→ Given exercise
Could you extract every entry below and reproduce it exactly?

Stored data entries:
........

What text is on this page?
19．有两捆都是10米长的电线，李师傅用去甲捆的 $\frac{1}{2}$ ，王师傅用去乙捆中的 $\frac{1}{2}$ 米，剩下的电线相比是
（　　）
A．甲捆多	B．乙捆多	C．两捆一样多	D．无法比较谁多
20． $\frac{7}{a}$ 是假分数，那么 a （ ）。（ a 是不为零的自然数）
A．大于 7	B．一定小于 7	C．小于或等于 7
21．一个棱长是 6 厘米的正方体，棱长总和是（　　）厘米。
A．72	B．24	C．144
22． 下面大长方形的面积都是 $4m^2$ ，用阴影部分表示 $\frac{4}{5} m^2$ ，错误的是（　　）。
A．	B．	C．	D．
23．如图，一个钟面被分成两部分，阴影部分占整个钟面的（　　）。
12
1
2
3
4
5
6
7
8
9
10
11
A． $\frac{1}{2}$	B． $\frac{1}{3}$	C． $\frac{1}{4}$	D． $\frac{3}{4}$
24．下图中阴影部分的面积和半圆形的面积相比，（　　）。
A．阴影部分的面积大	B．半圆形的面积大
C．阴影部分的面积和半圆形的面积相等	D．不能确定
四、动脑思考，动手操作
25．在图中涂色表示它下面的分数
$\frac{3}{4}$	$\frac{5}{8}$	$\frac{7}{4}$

........

→ The solution
What text is on this page?
19．有两捆都是10米长的电线，李师傅用去甲捆的 $\frac{1}{2}$ ，王师傅用去乙捆中的 $\frac{1}{2}$ 米，剩下的电线相比是
（　　）
A．甲捆多	B．乙捆多	C．两捆一样多	D．无法比较谁多
20． $\frac{7}{a}$ 是假分数，那么 a （ ）。（ a 是不为零的自然数）
A．大于 7	B．一定小于 7	C．小于或等于 7
21．一个棱长是 6 厘米的正方体，棱长总和是（　　）厘米。
A．72	B．24	C．144
22． 下面大长方形的面积都是 $4m^2$ ，用阴影部分表示 $\frac{4}{5} m^2$ ，错误的是（　　）。
A．	B．	C．	D．
23．如图，一个钟面被分成两部分，阴影部分占整个钟面的（　　）。
12
1
2
3
4
5
6
7
8
9
10
11
A． $\frac{1}{2}$	B． $\frac{1}{3}$	C． $\frac{1}{4}$	D． $\frac{3}{4}$
24．下图中阴影部分的面积和半圆形的面积相比，（　　）。
A．阴影部分的面积大	B．半圆形的面积大
C．阴影部分的面积和半圆形的面积相等	D．不能确定
四、动脑思考，动手操作
25．在图中涂色表示它下面的分数
$\frac{3}{4}$	$\frac{5}{8}$	$\frac{7}{4}$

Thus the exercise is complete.